## Set problem
Leave out the pictures and return every entry exactly as it appears.

Dataset entries on figures:
....

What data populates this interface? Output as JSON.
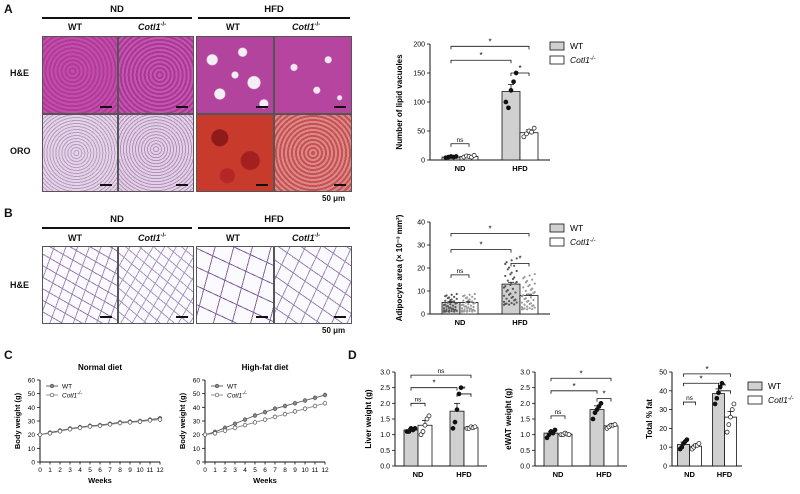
{
  "panels": {
    "A": {
      "letter": "A",
      "groups": [
        "ND",
        "HFD"
      ],
      "columns": [
        "WT",
        "Cotl1",
        "WT",
        "Cotl1"
      ],
      "ko_sup": "-/-",
      "rows": [
        "H&E",
        "ORO"
      ],
      "scale": "50 μm"
    },
    "B": {
      "letter": "B",
      "groups": [
        "ND",
        "HFD"
      ],
      "columns": [
        "WT",
        "Cotl1",
        "WT",
        "Cotl1"
      ],
      "ko_sup": "-/-",
      "row": "H&E",
      "scale": "50 μm"
    },
    "C": {
      "letter": "C"
    },
    "D": {
      "letter": "D"
    }
  },
  "legend": {
    "wt": "WT",
    "ko": "Cotl1",
    "ko_sup": "-/-"
  },
  "sig": {
    "ns": "ns",
    "star": "*"
  },
  "chart_data": [
    {
      "id": "lipid-vacuoles",
      "type": "bar",
      "ylabel": "Number of lipid vacuoles",
      "categories": [
        "ND",
        "HFD"
      ],
      "ylim": [
        0,
        200
      ],
      "yticks": [
        0,
        50,
        100,
        150,
        200
      ],
      "series": [
        {
          "name": "WT",
          "values": [
            5,
            118
          ],
          "sem": [
            1,
            12
          ],
          "points": [
            [
              4,
              5,
              6,
              5,
              6
            ],
            [
              100,
              90,
              120,
              135,
              150
            ]
          ]
        },
        {
          "name": "Cotl1-/-",
          "values": [
            6,
            47
          ],
          "sem": [
            1,
            5
          ],
          "points": [
            [
              5,
              7,
              6,
              5,
              8
            ],
            [
              40,
              45,
              50,
              48,
              55
            ]
          ]
        }
      ]
    },
    {
      "id": "adipocyte-area",
      "type": "bar",
      "ylabel": "Adipocyte area (× 10⁻³ mm²)",
      "categories": [
        "ND",
        "HFD"
      ],
      "ylim": [
        0,
        40
      ],
      "yticks": [
        0,
        10,
        20,
        30,
        40
      ],
      "series": [
        {
          "name": "WT",
          "values": [
            5,
            13
          ],
          "sem": [
            0.4,
            0.8
          ],
          "spread": [
            [
              1,
              9
            ],
            [
              4,
              25
            ]
          ]
        },
        {
          "name": "Cotl1-/-",
          "values": [
            5,
            8
          ],
          "sem": [
            0.4,
            0.6
          ],
          "spread": [
            [
              1,
              9
            ],
            [
              2,
              18
            ]
          ]
        }
      ]
    },
    {
      "id": "bw-normal",
      "type": "line",
      "title": "Normal diet",
      "xlabel": "Weeks",
      "ylabel": "Body weight (g)",
      "ylim": [
        0,
        60
      ],
      "yticks": [
        0,
        10,
        20,
        30,
        40,
        50,
        60
      ],
      "x": [
        0,
        1,
        2,
        3,
        4,
        5,
        6,
        7,
        8,
        9,
        10,
        11,
        12
      ],
      "series": [
        {
          "name": "WT",
          "values": [
            20,
            21.5,
            23,
            24.5,
            25.5,
            26.5,
            27,
            28,
            29,
            29.5,
            30,
            31,
            32
          ]
        },
        {
          "name": "Cotl1-/-",
          "values": [
            20,
            21,
            22.5,
            24,
            25,
            26,
            26.5,
            27.5,
            28.5,
            29,
            29.5,
            30.5,
            31
          ]
        }
      ]
    },
    {
      "id": "bw-hfd",
      "type": "line",
      "title": "High-fat diet",
      "xlabel": "Weeks",
      "ylabel": "Body weight (g)",
      "ylim": [
        0,
        60
      ],
      "yticks": [
        0,
        10,
        20,
        30,
        40,
        50,
        60
      ],
      "x": [
        0,
        1,
        2,
        3,
        4,
        5,
        6,
        7,
        8,
        9,
        10,
        11,
        12
      ],
      "series": [
        {
          "name": "WT",
          "values": [
            20,
            22,
            25,
            28,
            31,
            34,
            36.5,
            39,
            41,
            43,
            45,
            47,
            49
          ]
        },
        {
          "name": "Cotl1-/-",
          "values": [
            20,
            21,
            23,
            25,
            27,
            29,
            31,
            33,
            35,
            37,
            39,
            41,
            43
          ]
        }
      ]
    },
    {
      "id": "liver-weight",
      "type": "bar",
      "ylabel": "Liver weight (g)",
      "categories": [
        "ND",
        "HFD"
      ],
      "ylim": [
        0,
        3.0
      ],
      "yticks": [
        0.0,
        0.5,
        1.0,
        1.5,
        2.0,
        2.5,
        3.0
      ],
      "series": [
        {
          "name": "WT",
          "values": [
            1.15,
            1.75
          ],
          "sem": [
            0.05,
            0.25
          ],
          "points": [
            [
              1.1,
              1.1,
              1.2,
              1.15,
              1.2
            ],
            [
              1.2,
              1.4,
              1.8,
              2.3,
              2.5
            ]
          ]
        },
        {
          "name": "Cotl1-/-",
          "values": [
            1.3,
            1.22
          ],
          "sem": [
            0.15,
            0.03
          ],
          "points": [
            [
              1.0,
              1.1,
              1.3,
              1.5,
              1.6
            ],
            [
              1.2,
              1.2,
              1.25,
              1.22,
              1.25
            ]
          ]
        }
      ]
    },
    {
      "id": "ewat-weight",
      "type": "bar",
      "ylabel": "eWAT weight (g)",
      "categories": [
        "ND",
        "HFD"
      ],
      "ylim": [
        0,
        3.0
      ],
      "yticks": [
        0.0,
        0.5,
        1.0,
        1.5,
        2.0,
        2.5,
        3.0
      ],
      "series": [
        {
          "name": "WT",
          "values": [
            1.05,
            1.8
          ],
          "sem": [
            0.06,
            0.12
          ],
          "points": [
            [
              0.9,
              1.0,
              1.1,
              1.05,
              1.15
            ],
            [
              1.5,
              1.7,
              1.8,
              1.9,
              2.0
            ]
          ]
        },
        {
          "name": "Cotl1-/-",
          "values": [
            1.02,
            1.28
          ],
          "sem": [
            0.02,
            0.04
          ],
          "points": [
            [
              1.0,
              1.0,
              1.05,
              1.02,
              1.0
            ],
            [
              1.2,
              1.25,
              1.3,
              1.3,
              1.32
            ]
          ]
        }
      ]
    },
    {
      "id": "total-fat",
      "type": "bar",
      "ylabel": "Total % fat",
      "categories": [
        "ND",
        "HFD"
      ],
      "ylim": [
        0,
        50
      ],
      "yticks": [
        0,
        10,
        20,
        30,
        40,
        50
      ],
      "series": [
        {
          "name": "WT",
          "values": [
            11.5,
            38.5
          ],
          "sem": [
            1.2,
            2.5
          ],
          "points": [
            [
              9,
              10,
              12,
              13,
              14
            ],
            [
              33,
              36,
              39,
              42,
              44
            ]
          ]
        },
        {
          "name": "Cotl1-/-",
          "values": [
            10.5,
            26
          ],
          "sem": [
            0.8,
            3
          ],
          "points": [
            [
              9,
              10,
              11,
              11,
              12
            ],
            [
              18,
              22,
              26,
              30,
              33
            ]
          ]
        }
      ]
    }
  ]
}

....

## Result of this task
What data populates this interface? Output as JSON.
{
  "panels": {
    "A": {
      "letter": "A",
      "groups": [
        "ND",
        "HFD"
      ],
      "columns": [
        "WT",
        "Cotl1",
        "WT",
        "Cotl1"
      ],
      "ko_sup": "-/-",
      "rows": [
        "H&E",
        "ORO"
      ],
      "scale": "50 μm"
    },
    "B": {
      "letter": "B",
      "groups": [
        "ND",
        "HFD"
      ],
      "columns": [
        "WT",
        "Cotl1",
        "WT",
        "Cotl1"
      ],
      "ko_sup": "-/-",
      "row": "H&E",
      "scale": "50 μm"
    },
    "C": {
      "letter": "C"
    },
    "D": {
      "letter": "D"
    }
  },
  "legend": {
    "wt": "WT",
    "ko": "Cotl1",
    "ko_sup": "-/-"
  },
  "sig": {
    "ns": "ns",
    "star": "*"
  },
  "chart_data": [
    {
      "id": "lipid-vacuoles",
      "type": "bar",
      "ylabel": "Number of lipid vacuoles",
      "categories": [
        "ND",
        "HFD"
      ],
      "ylim": [
        0,
        200
      ],
      "yticks": [
        0,
        50,
        100,
        150,
        200
      ],
      "series": [
        {
          "name": "WT",
          "values": [
            5,
            118
          ],
          "sem": [
            1,
            12
          ],
          "points": [
            [
              4,
              5,
              6,
              5,
              6
            ],
            [
              100,
              90,
              120,
              135,
              150
            ]
          ]
        },
        {
          "name": "Cotl1-/-",
          "values": [
            6,
            47
          ],
          "sem": [
            1,
            5
          ],
          "points": [
            [
              5,
              7,
              6,
              5,
              8
            ],
            [
              40,
              45,
              50,
              48,
              55
            ]
          ]
        }
      ]
    },
    {
      "id": "adipocyte-area",
      "type": "bar",
      "ylabel": "Adipocyte area (× 10⁻³ mm²)",
      "categories": [
        "ND",
        "HFD"
      ],
      "ylim": [
        0,
        40
      ],
      "yticks": [
        0,
        10,
        20,
        30,
        40
      ],
      "series": [
        {
          "name": "WT",
          "values": [
            5,
            13
          ],
          "sem": [
            0.4,
            0.8
          ],
          "spread": [
            [
              1,
              9
            ],
            [
              4,
              25
            ]
          ]
        },
        {
          "name": "Cotl1-/-",
          "values": [
            5,
            8
          ],
          "sem": [
            0.4,
            0.6
          ],
          "spread": [
            [
              1,
              9
            ],
            [
              2,
              18
            ]
          ]
        }
      ]
    },
    {
      "id": "bw-normal",
      "type": "line",
      "title": "Normal diet",
      "xlabel": "Weeks",
      "ylabel": "Body weight (g)",
      "ylim": [
        0,
        60
      ],
      "yticks": [
        0,
        10,
        20,
        30,
        40,
        50,
        60
      ],
      "x": [
        0,
        1,
        2,
        3,
        4,
        5,
        6,
        7,
        8,
        9,
        10,
        11,
        12
      ],
      "series": [
        {
          "name": "WT",
          "values": [
            20,
            21.5,
            23,
            24.5,
            25.5,
            26.5,
            27,
            28,
            29,
            29.5,
            30,
            31,
            32
          ]
        },
        {
          "name": "Cotl1-/-",
          "values": [
            20,
            21,
            22.5,
            24,
            25,
            26,
            26.5,
            27.5,
            28.5,
            29,
            29.5,
            30.5,
            31
          ]
        }
      ]
    },
    {
      "id": "bw-hfd",
      "type": "line",
      "title": "High-fat diet",
      "xlabel": "Weeks",
      "ylabel": "Body weight (g)",
      "ylim": [
        0,
        60
      ],
      "yticks": [
        0,
        10,
        20,
        30,
        40,
        50,
        60
      ],
      "x": [
        0,
        1,
        2,
        3,
        4,
        5,
        6,
        7,
        8,
        9,
        10,
        11,
        12
      ],
      "series": [
        {
          "name": "WT",
          "values": [
            20,
            22,
            25,
            28,
            31,
            34,
            36.5,
            39,
            41,
            43,
            45,
            47,
            49
          ]
        },
        {
          "name": "Cotl1-/-",
          "values": [
            20,
            21,
            23,
            25,
            27,
            29,
            31,
            33,
            35,
            37,
            39,
            41,
            43
          ]
        }
      ]
    },
    {
      "id": "liver-weight",
      "type": "bar",
      "ylabel": "Liver weight (g)",
      "categories": [
        "ND",
        "HFD"
      ],
      "ylim": [
        0,
        3.0
      ],
      "yticks": [
        0.0,
        0.5,
        1.0,
        1.5,
        2.0,
        2.5,
        3.0
      ],
      "series": [
        {
          "name": "WT",
          "values": [
            1.15,
            1.75
          ],
          "sem": [
            0.05,
            0.25
          ],
          "points": [
            [
              1.1,
              1.1,
              1.2,
              1.15,
              1.2
            ],
            [
              1.2,
              1.4,
              1.8,
              2.3,
              2.5
            ]
          ]
        },
        {
          "name": "Cotl1-/-",
          "values": [
            1.3,
            1.22
          ],
          "sem": [
            0.15,
            0.03
          ],
          "points": [
            [
              1.0,
              1.1,
              1.3,
              1.5,
              1.6
            ],
            [
              1.2,
              1.2,
              1.25,
              1.22,
              1.25
            ]
          ]
        }
      ]
    },
    {
      "id": "ewat-weight",
      "type": "bar",
      "ylabel": "eWAT weight (g)",
      "categories": [
        "ND",
        "HFD"
      ],
      "ylim": [
        0,
        3.0
      ],
      "yticks": [
        0.0,
        0.5,
        1.0,
        1.5,
        2.0,
        2.5,
        3.0
      ],
      "series": [
        {
          "name": "WT",
          "values": [
            1.05,
            1.8
          ],
          "sem": [
            0.06,
            0.12
          ],
          "points": [
            [
              0.9,
              1.0,
              1.1,
              1.05,
              1.15
            ],
            [
              1.5,
              1.7,
              1.8,
              1.9,
              2.0
            ]
          ]
        },
        {
          "name": "Cotl1-/-",
          "values": [
            1.02,
            1.28
          ],
          "sem": [
            0.02,
            0.04
          ],
          "points": [
            [
              1.0,
              1.0,
              1.05,
              1.02,
              1.0
            ],
            [
              1.2,
              1.25,
              1.3,
              1.3,
              1.32
            ]
          ]
        }
      ]
    },
    {
      "id": "total-fat",
      "type": "bar",
      "ylabel": "Total % fat",
      "categories": [
        "ND",
        "HFD"
      ],
      "ylim": [
        0,
        50
      ],
      "yticks": [
        0,
        10,
        20,
        30,
        40,
        50
      ],
      "series": [
        {
          "name": "WT",
          "values": [
            11.5,
            38.5
          ],
          "sem": [
            1.2,
            2.5
          ],
          "points": [
            [
              9,
              10,
              12,
              13,
              14
            ],
            [
              33,
              36,
              39,
              42,
              44
            ]
          ]
        },
        {
          "name": "Cotl1-/-",
          "values": [
            10.5,
            26
          ],
          "sem": [
            0.8,
            3
          ],
          "points": [
            [
              9,
              10,
              11,
              11,
              12
            ],
            [
              18,
              22,
              26,
              30,
              33
            ]
          ]
        }
      ]
    }
  ]
}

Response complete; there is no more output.